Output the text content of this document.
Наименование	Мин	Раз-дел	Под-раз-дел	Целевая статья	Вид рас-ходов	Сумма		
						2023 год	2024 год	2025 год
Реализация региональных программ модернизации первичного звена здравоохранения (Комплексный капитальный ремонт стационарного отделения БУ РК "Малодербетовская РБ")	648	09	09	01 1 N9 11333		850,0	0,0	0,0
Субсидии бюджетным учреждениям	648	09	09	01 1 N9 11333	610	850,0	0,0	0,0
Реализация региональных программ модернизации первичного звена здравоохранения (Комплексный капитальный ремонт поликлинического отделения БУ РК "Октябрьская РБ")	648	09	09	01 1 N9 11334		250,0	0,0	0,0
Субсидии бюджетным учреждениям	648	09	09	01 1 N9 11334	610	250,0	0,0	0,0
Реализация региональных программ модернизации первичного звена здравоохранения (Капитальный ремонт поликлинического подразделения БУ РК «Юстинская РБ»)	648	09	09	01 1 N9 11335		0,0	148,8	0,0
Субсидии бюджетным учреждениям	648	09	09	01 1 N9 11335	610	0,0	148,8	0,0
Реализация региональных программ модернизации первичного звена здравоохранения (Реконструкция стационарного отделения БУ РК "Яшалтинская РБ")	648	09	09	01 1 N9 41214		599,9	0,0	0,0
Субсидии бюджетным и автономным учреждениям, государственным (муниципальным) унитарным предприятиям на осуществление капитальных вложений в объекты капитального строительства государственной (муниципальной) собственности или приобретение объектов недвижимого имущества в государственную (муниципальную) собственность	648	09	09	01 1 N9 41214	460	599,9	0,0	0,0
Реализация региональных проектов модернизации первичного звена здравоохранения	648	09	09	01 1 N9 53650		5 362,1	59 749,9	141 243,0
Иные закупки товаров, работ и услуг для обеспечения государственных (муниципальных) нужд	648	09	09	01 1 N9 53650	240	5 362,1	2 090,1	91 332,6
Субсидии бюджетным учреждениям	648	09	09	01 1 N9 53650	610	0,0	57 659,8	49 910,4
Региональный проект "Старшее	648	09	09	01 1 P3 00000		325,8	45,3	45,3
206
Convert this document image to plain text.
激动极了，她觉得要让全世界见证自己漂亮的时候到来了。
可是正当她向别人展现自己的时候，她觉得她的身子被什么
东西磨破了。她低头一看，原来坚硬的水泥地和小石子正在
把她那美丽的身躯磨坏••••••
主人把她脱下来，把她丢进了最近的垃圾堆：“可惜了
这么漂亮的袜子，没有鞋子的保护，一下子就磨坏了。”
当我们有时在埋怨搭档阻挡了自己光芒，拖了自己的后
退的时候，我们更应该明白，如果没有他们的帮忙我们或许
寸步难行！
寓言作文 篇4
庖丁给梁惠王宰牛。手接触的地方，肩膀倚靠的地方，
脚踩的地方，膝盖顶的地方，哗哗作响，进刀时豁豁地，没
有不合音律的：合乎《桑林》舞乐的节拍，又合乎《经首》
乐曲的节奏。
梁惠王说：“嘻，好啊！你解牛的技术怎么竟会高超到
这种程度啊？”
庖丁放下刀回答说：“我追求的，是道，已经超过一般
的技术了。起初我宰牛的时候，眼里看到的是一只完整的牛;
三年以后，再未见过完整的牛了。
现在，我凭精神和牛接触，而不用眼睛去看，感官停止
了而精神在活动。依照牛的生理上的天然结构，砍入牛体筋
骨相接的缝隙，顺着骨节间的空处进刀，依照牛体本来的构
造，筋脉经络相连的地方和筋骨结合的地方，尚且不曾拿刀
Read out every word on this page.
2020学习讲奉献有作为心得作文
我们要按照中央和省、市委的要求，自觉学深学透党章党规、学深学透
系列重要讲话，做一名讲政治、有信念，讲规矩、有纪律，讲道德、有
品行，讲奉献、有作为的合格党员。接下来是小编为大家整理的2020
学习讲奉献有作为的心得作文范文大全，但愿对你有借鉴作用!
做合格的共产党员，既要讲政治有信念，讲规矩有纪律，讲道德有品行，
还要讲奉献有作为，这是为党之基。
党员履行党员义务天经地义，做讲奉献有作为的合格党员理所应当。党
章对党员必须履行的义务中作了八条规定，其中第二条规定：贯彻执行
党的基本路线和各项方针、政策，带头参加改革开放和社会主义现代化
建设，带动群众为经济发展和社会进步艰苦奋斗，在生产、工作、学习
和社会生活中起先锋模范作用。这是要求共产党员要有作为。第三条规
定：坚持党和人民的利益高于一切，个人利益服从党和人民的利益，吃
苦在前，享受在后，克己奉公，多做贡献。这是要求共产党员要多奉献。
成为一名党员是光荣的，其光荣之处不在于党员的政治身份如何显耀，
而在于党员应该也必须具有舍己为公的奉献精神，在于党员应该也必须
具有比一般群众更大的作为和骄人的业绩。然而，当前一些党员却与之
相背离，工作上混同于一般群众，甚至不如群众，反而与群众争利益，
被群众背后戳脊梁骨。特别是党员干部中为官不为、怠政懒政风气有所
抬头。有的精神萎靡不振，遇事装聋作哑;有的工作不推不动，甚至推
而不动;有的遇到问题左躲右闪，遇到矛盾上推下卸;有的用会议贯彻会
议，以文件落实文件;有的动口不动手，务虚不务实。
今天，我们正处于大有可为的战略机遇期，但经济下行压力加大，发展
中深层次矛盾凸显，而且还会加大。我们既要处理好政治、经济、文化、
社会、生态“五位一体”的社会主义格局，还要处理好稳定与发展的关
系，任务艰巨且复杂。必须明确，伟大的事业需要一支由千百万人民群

========================================

◆ WRITTEN EXERCISE ◆
Copy down the whole of the data above, matching it exactly.

◆ WORKED ANSWER ◆
Output the text content of this document.
Наименование	Мин	Раз-дел	Под-раз-дел	Целевая статья	Вид рас-ходов	Сумма		
						2023 год	2024 год	2025 год
Реализация региональных программ модернизации первичного звена здравоохранения (Комплексный капитальный ремонт стационарного отделения БУ РК "Малодербетовская РБ")	648	09	09	01 1 N9 11333		850,0	0,0	0,0
Субсидии бюджетным учреждениям	648	09	09	01 1 N9 11333	610	850,0	0,0	0,0
Реализация региональных программ модернизации первичного звена здравоохранения (Комплексный капитальный ремонт поликлинического отделения БУ РК "Октябрьская РБ")	648	09	09	01 1 N9 11334		250,0	0,0	0,0
Субсидии бюджетным учреждениям	648	09	09	01 1 N9 11334	610	250,0	0,0	0,0
Реализация региональных программ модернизации первичного звена здравоохранения (Капитальный ремонт поликлинического подразделения БУ РК «Юстинская РБ»)	648	09	09	01 1 N9 11335		0,0	148,8	0,0
Субсидии бюджетным учреждениям	648	09	09	01 1 N9 11335	610	0,0	148,8	0,0
Реализация региональных программ модернизации первичного звена здравоохранения (Реконструкция стационарного отделения БУ РК "Яшалтинская РБ")	648	09	09	01 1 N9 41214		599,9	0,0	0,0
Субсидии бюджетным и автономным учреждениям, государственным (муниципальным) унитарным предприятиям на осуществление капитальных вложений в объекты капитального строительства государственной (муниципальной) собственности или приобретение объектов недвижимого имущества в государственную (муниципальную) собственность	648	09	09	01 1 N9 41214	460	599,9	0,0	0,0
Реализация региональных проектов модернизации первичного звена здравоохранения	648	09	09	01 1 N9 53650		5 362,1	59 749,9	141 243,0
Иные закупки товаров, работ и услуг для обеспечения государственных (муниципальных) нужд	648	09	09	01 1 N9 53650	240	5 362,1	2 090,1	91 332,6
Субсидии бюджетным учреждениям	648	09	09	01 1 N9 53650	610	0,0	57 659,8	49 910,4
Региональный проект "Старшее	648	09	09	01 1 P3 00000		325,8	45,3	45,3
206
Convert this document image to plain text.
激动极了，她觉得要让全世界见证自己漂亮的时候到来了。
可是正当她向别人展现自己的时候，她觉得她的身子被什么
东西磨破了。她低头一看，原来坚硬的水泥地和小石子正在
把她那美丽的身躯磨坏••••••
主人把她脱下来，把她丢进了最近的垃圾堆：“可惜了
这么漂亮的袜子，没有鞋子的保护，一下子就磨坏了。”
当我们有时在埋怨搭档阻挡了自己光芒，拖了自己的后
退的时候，我们更应该明白，如果没有他们的帮忙我们或许
寸步难行！
寓言作文 篇4
庖丁给梁惠王宰牛。手接触的地方，肩膀倚靠的地方，
脚踩的地方，膝盖顶的地方，哗哗作响，进刀时豁豁地，没
有不合音律的：合乎《桑林》舞乐的节拍，又合乎《经首》
乐曲的节奏。
梁惠王说：“嘻，好啊！你解牛的技术怎么竟会高超到
这种程度啊？”
庖丁放下刀回答说：“我追求的，是道，已经超过一般
的技术了。起初我宰牛的时候，眼里看到的是一只完整的牛;
三年以后，再未见过完整的牛了。
现在，我凭精神和牛接触，而不用眼睛去看，感官停止
了而精神在活动。依照牛的生理上的天然结构，砍入牛体筋
骨相接的缝隙，顺着骨节间的空处进刀，依照牛体本来的构
造，筋脉经络相连的地方和筋骨结合的地方，尚且不曾拿刀
Read out every word on this page.
2020学习讲奉献有作为心得作文
我们要按照中央和省、市委的要求，自觉学深学透党章党规、学深学透
系列重要讲话，做一名讲政治、有信念，讲规矩、有纪律，讲道德、有
品行，讲奉献、有作为的合格党员。接下来是小编为大家整理的2020
学习讲奉献有作为的心得作文范文大全，但愿对你有借鉴作用!
做合格的共产党员，既要讲政治有信念，讲规矩有纪律，讲道德有品行，
还要讲奉献有作为，这是为党之基。
党员履行党员义务天经地义，做讲奉献有作为的合格党员理所应当。党
章对党员必须履行的义务中作了八条规定，其中第二条规定：贯彻执行
党的基本路线和各项方针、政策，带头参加改革开放和社会主义现代化
建设，带动群众为经济发展和社会进步艰苦奋斗，在生产、工作、学习
和社会生活中起先锋模范作用。这是要求共产党员要有作为。第三条规
定：坚持党和人民的利益高于一切，个人利益服从党和人民的利益，吃
苦在前，享受在后，克己奉公，多做贡献。这是要求共产党员要多奉献。
成为一名党员是光荣的，其光荣之处不在于党员的政治身份如何显耀，
而在于党员应该也必须具有舍己为公的奉献精神，在于党员应该也必须
具有比一般群众更大的作为和骄人的业绩。然而，当前一些党员却与之
相背离，工作上混同于一般群众，甚至不如群众，反而与群众争利益，
被群众背后戳脊梁骨。特别是党员干部中为官不为、怠政懒政风气有所
抬头。有的精神萎靡不振，遇事装聋作哑;有的工作不推不动，甚至推
而不动;有的遇到问题左躲右闪，遇到矛盾上推下卸;有的用会议贯彻会
议，以文件落实文件;有的动口不动手，务虚不务实。
今天，我们正处于大有可为的战略机遇期，但经济下行压力加大，发展
中深层次矛盾凸显，而且还会加大。我们既要处理好政治、经济、文化、
社会、生态“五位一体”的社会主义格局，还要处理好稳定与发展的关
系，任务艰巨且复杂。必须明确，伟大的事业需要一支由千百万人民群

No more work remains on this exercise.